Figure collection entries:
+ + +
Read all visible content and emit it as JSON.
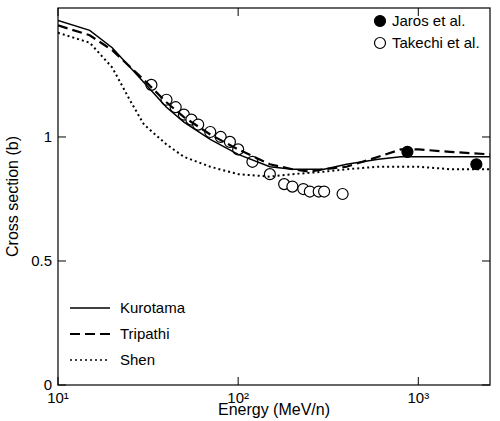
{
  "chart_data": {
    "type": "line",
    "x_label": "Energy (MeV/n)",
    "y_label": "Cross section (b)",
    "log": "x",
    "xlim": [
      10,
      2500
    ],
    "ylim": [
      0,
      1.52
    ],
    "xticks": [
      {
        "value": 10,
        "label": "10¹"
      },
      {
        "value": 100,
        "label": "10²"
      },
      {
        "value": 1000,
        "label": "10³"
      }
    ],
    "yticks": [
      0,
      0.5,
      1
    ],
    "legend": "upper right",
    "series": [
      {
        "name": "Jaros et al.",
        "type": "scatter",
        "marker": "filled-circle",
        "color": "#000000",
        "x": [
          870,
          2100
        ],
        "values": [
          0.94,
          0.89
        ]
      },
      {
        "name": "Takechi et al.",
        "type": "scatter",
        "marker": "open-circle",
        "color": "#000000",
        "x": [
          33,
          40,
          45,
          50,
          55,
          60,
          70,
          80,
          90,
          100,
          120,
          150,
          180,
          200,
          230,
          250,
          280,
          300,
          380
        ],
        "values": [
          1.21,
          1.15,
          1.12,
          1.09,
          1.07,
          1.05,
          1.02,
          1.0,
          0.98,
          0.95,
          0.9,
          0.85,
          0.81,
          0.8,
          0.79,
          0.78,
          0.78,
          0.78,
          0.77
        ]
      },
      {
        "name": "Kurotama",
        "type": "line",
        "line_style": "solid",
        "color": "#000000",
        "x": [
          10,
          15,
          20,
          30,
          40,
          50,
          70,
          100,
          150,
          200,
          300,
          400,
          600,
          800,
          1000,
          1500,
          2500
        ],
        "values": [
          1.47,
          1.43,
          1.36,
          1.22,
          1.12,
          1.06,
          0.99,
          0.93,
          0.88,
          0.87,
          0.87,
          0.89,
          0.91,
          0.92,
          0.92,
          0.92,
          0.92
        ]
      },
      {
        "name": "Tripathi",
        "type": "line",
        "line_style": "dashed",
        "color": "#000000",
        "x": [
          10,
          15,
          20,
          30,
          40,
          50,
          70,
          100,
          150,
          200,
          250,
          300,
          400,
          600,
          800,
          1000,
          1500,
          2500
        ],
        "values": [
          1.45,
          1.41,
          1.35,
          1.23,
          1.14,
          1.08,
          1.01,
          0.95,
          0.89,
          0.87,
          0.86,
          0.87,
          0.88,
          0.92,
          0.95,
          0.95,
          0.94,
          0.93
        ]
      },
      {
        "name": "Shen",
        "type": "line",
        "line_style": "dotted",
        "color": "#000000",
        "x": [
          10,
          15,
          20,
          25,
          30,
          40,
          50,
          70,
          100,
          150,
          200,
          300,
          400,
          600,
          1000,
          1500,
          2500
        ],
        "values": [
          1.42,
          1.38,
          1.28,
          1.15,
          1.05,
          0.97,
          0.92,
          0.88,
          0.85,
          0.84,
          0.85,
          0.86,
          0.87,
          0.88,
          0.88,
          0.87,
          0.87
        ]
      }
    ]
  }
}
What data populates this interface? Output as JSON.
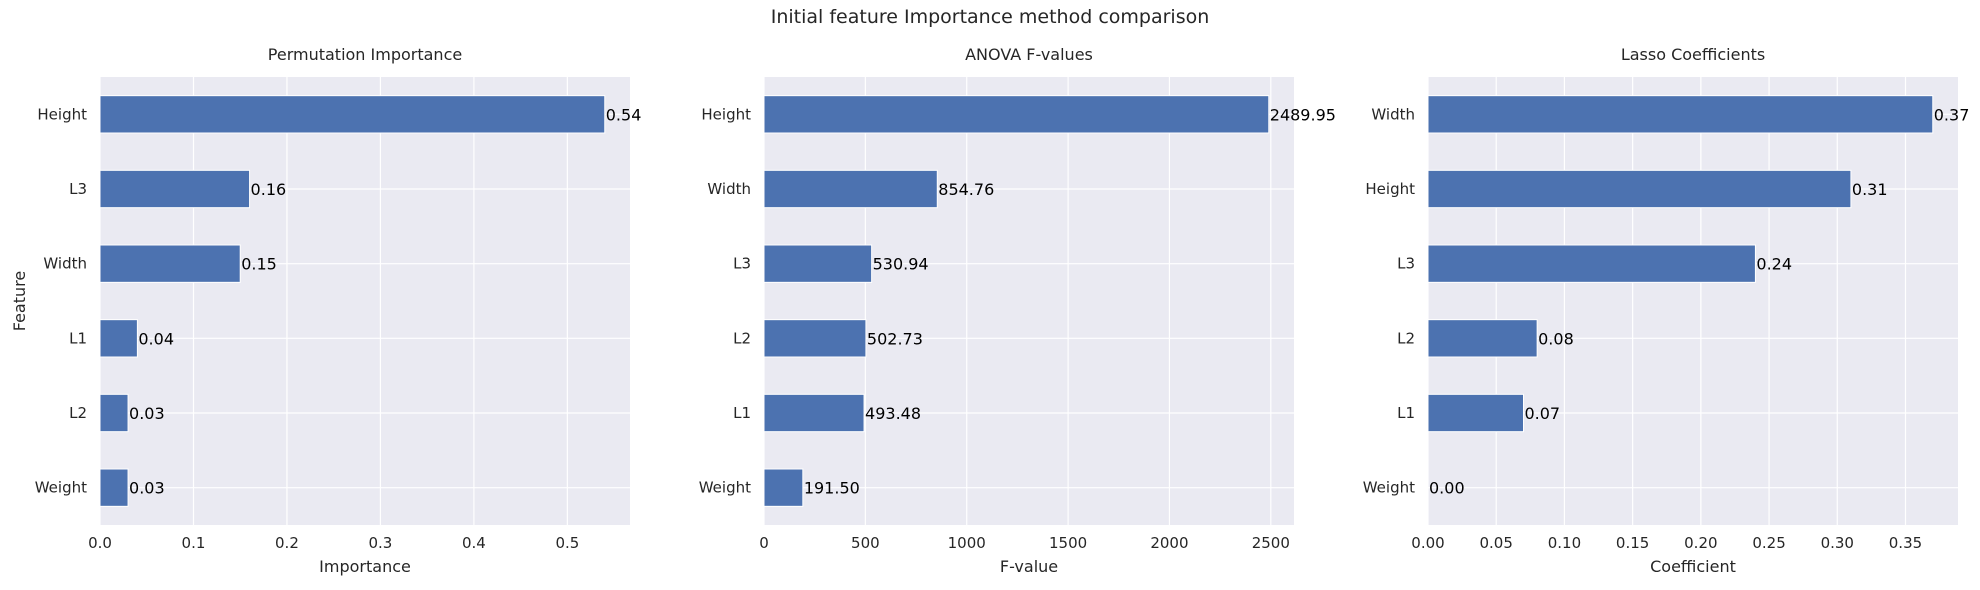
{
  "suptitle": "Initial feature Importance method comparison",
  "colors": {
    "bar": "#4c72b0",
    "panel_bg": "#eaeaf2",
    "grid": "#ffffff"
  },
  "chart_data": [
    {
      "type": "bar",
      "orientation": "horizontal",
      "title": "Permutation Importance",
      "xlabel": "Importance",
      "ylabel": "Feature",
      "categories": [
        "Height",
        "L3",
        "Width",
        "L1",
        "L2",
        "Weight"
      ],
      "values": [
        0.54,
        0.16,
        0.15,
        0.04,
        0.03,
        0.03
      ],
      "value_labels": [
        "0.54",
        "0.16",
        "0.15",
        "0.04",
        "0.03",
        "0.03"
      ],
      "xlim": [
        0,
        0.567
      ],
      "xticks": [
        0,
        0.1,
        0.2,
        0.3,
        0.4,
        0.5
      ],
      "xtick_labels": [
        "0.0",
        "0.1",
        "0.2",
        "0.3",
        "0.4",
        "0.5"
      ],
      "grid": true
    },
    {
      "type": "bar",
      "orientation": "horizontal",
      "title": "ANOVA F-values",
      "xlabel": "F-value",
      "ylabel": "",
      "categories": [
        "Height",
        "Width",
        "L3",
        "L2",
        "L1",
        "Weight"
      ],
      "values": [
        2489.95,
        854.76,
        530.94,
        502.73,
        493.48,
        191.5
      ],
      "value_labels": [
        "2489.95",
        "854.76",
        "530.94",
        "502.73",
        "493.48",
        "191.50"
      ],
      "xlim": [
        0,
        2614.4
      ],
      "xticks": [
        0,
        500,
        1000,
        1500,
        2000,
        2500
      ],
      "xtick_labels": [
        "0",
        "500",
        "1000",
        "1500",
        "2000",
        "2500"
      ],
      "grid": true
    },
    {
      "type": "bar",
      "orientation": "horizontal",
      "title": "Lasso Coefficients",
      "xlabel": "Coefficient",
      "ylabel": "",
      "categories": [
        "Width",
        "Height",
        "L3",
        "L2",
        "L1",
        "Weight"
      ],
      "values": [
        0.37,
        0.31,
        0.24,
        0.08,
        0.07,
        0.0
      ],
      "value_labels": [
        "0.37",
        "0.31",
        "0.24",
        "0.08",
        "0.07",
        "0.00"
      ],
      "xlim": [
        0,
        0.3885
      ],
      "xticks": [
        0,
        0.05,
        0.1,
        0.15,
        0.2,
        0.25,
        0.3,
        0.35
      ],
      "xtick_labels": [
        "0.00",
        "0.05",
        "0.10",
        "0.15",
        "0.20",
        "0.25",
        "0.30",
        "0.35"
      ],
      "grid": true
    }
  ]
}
+ + +
WORK TO DO:
Copy out each line of the entries that holds "Importance".

SOLUTION TO THIS EXERCISE:
  "suptitle": "Initial feature Importance method comparison",
      "title": "Permutation Importance",
      "xlabel": "Importance",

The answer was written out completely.